(Stored items from a collection)
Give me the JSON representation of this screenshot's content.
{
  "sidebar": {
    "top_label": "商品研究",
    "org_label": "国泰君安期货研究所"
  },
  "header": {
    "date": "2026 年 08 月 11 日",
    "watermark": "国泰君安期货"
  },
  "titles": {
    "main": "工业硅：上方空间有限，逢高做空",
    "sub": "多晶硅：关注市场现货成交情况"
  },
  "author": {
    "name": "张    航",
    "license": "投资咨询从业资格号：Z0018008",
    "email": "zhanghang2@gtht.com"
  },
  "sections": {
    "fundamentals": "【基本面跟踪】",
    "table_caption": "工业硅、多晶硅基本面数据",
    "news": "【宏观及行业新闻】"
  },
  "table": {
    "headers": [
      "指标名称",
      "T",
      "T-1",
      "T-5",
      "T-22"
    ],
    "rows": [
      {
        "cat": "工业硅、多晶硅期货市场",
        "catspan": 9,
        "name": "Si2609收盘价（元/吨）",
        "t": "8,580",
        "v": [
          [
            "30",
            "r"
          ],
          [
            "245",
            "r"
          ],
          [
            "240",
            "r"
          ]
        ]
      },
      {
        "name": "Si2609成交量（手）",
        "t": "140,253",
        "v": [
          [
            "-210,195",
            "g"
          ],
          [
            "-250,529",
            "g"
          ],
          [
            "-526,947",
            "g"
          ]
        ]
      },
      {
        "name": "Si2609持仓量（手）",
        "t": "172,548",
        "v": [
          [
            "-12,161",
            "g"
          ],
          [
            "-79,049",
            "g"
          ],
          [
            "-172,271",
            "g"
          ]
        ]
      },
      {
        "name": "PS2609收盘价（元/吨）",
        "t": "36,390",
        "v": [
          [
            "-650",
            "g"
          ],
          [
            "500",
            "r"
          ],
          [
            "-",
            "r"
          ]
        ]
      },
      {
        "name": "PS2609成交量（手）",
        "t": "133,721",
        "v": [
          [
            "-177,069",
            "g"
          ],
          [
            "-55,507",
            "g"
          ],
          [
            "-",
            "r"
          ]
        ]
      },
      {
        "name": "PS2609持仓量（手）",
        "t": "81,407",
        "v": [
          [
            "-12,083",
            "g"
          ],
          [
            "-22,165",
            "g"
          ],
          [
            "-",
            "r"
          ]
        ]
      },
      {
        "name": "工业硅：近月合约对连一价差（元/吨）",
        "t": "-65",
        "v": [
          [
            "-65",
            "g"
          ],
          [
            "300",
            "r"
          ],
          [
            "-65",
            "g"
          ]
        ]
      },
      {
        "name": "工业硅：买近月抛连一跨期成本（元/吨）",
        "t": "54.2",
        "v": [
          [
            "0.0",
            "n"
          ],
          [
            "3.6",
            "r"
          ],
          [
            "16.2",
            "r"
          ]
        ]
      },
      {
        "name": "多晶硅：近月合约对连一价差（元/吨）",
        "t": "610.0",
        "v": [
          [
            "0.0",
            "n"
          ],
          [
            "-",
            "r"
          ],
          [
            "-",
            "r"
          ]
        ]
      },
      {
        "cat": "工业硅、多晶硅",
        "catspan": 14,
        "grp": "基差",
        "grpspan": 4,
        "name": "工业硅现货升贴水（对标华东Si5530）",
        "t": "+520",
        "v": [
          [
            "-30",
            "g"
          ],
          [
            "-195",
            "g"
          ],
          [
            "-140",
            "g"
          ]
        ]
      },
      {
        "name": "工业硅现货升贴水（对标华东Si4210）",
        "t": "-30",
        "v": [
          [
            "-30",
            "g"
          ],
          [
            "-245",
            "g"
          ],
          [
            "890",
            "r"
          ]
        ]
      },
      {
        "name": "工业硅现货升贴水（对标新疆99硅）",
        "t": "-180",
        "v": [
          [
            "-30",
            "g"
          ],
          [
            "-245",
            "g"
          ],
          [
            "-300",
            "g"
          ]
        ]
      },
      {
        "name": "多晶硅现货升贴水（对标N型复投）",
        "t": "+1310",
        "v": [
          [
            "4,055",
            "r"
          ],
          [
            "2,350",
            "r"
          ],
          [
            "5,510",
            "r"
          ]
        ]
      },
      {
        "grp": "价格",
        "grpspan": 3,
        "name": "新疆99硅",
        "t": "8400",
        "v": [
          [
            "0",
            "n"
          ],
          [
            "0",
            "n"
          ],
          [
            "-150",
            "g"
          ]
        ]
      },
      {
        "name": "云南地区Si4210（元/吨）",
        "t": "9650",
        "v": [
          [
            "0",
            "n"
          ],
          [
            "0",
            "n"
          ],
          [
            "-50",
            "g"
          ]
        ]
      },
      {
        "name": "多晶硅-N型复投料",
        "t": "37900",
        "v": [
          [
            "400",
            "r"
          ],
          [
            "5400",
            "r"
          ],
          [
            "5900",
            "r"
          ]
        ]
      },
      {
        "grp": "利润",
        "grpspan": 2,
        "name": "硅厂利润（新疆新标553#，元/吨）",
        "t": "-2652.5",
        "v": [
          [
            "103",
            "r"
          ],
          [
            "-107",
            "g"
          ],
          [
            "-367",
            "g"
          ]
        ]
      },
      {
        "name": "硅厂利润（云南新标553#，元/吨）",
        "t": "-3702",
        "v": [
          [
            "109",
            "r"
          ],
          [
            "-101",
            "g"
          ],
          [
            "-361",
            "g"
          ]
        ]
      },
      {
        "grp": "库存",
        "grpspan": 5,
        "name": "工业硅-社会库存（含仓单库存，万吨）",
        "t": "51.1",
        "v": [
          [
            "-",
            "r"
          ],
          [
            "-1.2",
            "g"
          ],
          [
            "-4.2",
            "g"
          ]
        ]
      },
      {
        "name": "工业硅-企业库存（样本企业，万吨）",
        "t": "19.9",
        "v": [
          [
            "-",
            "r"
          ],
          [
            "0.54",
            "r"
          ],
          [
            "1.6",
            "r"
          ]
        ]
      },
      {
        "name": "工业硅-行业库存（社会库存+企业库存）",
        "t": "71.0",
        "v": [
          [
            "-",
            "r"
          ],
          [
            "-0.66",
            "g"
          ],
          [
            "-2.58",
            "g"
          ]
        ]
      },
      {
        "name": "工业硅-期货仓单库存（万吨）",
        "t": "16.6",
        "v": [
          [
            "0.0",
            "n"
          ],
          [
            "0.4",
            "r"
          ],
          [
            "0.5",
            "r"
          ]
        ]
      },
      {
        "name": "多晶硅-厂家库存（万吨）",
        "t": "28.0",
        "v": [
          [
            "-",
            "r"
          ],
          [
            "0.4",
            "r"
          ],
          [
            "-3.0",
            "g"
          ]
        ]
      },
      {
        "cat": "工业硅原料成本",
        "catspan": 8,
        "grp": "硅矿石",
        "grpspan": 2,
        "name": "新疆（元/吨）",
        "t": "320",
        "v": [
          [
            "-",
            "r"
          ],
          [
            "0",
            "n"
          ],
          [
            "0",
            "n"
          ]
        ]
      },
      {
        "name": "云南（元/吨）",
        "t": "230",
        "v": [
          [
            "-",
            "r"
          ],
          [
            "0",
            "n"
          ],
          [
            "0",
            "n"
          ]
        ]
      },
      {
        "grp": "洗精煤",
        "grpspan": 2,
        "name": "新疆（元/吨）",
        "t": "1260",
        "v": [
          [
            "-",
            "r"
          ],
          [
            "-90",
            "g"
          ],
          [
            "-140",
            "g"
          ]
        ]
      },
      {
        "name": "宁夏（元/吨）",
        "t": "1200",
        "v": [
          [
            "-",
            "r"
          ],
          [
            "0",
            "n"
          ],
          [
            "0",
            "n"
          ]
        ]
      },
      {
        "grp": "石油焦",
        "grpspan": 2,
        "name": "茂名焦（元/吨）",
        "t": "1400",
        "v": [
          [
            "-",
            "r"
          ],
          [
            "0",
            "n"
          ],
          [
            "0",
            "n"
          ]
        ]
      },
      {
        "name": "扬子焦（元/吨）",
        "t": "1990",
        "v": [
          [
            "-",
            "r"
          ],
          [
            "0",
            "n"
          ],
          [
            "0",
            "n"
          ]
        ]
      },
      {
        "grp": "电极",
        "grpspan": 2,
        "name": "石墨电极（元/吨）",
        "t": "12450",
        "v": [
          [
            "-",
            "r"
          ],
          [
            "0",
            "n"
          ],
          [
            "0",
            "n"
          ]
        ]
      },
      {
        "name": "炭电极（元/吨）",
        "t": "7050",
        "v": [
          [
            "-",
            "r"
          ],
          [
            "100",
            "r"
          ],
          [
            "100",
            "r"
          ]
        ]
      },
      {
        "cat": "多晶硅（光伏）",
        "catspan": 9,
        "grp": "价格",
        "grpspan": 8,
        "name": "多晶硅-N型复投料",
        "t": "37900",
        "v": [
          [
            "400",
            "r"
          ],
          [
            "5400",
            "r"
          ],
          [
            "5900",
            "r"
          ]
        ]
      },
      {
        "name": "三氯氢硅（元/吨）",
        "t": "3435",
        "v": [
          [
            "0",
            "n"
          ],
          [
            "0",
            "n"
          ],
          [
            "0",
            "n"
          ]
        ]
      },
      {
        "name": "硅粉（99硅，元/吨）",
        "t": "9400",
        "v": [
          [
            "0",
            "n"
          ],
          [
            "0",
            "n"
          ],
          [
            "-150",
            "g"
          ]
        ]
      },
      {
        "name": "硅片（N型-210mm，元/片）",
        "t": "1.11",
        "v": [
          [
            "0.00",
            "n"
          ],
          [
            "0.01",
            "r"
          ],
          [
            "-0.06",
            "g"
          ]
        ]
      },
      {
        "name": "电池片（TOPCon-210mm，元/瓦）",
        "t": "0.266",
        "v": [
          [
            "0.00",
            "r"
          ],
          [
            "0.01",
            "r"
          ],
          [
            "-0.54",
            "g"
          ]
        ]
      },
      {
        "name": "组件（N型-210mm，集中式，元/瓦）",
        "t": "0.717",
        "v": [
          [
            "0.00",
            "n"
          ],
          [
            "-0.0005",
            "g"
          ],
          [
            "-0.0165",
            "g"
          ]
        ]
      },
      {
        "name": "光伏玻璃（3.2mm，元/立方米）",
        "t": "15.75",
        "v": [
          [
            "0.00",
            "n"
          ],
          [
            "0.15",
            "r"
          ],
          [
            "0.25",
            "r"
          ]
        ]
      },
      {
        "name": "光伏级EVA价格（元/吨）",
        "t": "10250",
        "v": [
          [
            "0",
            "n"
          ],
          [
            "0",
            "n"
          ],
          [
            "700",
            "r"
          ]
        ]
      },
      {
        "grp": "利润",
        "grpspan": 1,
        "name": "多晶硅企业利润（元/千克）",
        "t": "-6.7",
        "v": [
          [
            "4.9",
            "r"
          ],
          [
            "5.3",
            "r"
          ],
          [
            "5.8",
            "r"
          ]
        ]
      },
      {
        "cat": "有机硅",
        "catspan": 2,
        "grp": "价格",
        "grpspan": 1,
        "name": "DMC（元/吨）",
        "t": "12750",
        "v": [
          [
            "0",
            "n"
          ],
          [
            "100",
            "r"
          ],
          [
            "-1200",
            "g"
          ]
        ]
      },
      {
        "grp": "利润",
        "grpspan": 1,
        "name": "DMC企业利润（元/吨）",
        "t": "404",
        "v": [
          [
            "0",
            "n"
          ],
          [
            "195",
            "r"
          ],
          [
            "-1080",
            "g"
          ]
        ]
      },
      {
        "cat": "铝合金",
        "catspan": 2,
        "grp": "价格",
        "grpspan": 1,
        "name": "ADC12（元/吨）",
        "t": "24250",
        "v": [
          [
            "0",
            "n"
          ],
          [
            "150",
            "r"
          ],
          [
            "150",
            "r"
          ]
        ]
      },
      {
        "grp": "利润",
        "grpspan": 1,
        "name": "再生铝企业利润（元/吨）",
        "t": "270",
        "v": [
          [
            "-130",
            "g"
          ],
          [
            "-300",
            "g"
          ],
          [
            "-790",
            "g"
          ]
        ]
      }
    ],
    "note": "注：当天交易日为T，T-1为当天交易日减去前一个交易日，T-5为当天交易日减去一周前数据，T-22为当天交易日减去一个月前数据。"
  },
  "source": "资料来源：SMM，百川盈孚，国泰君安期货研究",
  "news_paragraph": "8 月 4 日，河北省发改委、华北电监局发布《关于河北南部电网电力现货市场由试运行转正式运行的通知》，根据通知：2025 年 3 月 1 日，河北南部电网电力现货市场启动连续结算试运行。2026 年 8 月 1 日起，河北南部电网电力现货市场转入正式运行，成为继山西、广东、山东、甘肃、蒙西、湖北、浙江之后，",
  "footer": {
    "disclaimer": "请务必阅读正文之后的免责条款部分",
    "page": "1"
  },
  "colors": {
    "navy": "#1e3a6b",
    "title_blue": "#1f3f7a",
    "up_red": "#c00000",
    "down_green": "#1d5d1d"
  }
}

What you have to do -> Every line holding "企业库存" should be copied out.

Output below ->
        "name": "工业硅-企业库存（样本企业，万吨）",
        "name": "工业硅-行业库存（社会库存+企业库存）",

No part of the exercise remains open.